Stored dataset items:
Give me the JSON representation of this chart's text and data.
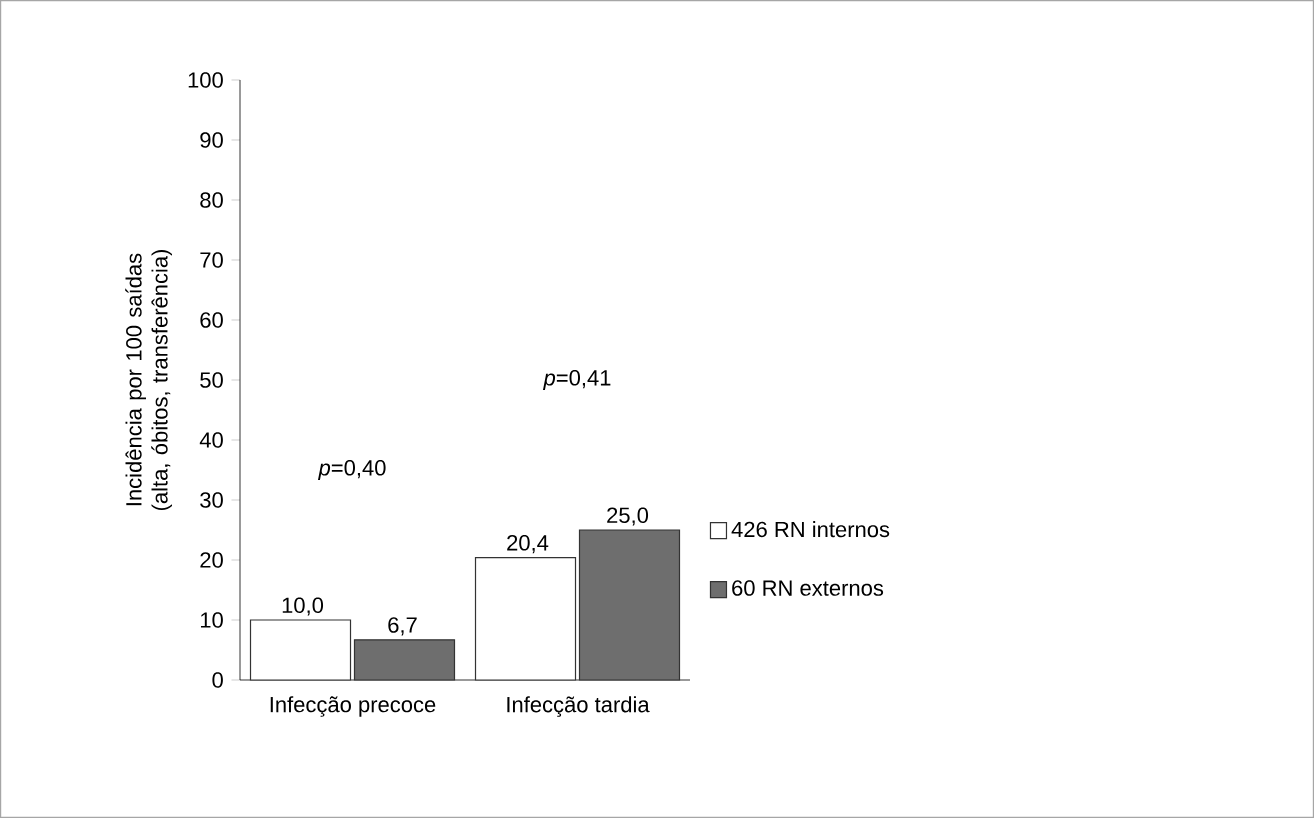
{
  "chart_data": {
    "type": "bar",
    "categories": [
      "Infecção precoce",
      "Infecção tardia"
    ],
    "ylabel": "Incidência por 100 saídas (alta, óbitos, transferência)",
    "series": [
      {
        "name": "426 RN internos",
        "color": "#ffffff",
        "values": [
          10.0,
          20.4
        ],
        "value_labels": [
          "10,0",
          "20,4"
        ]
      },
      {
        "name": "60 RN externos",
        "color": "#6e6e6e",
        "values": [
          6.7,
          25.0
        ],
        "value_labels": [
          "6,7",
          "25,0"
        ]
      }
    ],
    "annotations": [
      "*p*=0,40",
      "*p*=0,41"
    ],
    "ylim": [
      0,
      100
    ],
    "yticks": [
      0,
      10,
      20,
      30,
      40,
      50,
      60,
      70,
      80,
      90,
      100
    ],
    "legend": "right",
    "grid": false
  }
}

- [Instructions to follow]
Transcribe the listing above verbatim. Omit the pictures.

- [Final answer]
Give me the JSON representation of this chart's text and data.
{
  "chart_data": {
    "type": "bar",
    "categories": [
      "Infecção precoce",
      "Infecção tardia"
    ],
    "ylabel": "Incidência por 100 saídas (alta, óbitos, transferência)",
    "series": [
      {
        "name": "426 RN internos",
        "color": "#ffffff",
        "values": [
          10.0,
          20.4
        ],
        "value_labels": [
          "10,0",
          "20,4"
        ]
      },
      {
        "name": "60 RN externos",
        "color": "#6e6e6e",
        "values": [
          6.7,
          25.0
        ],
        "value_labels": [
          "6,7",
          "25,0"
        ]
      }
    ],
    "annotations": [
      "*p*=0,40",
      "*p*=0,41"
    ],
    "ylim": [
      0,
      100
    ],
    "yticks": [
      0,
      10,
      20,
      30,
      40,
      50,
      60,
      70,
      80,
      90,
      100
    ],
    "legend": "right",
    "grid": false
  }
}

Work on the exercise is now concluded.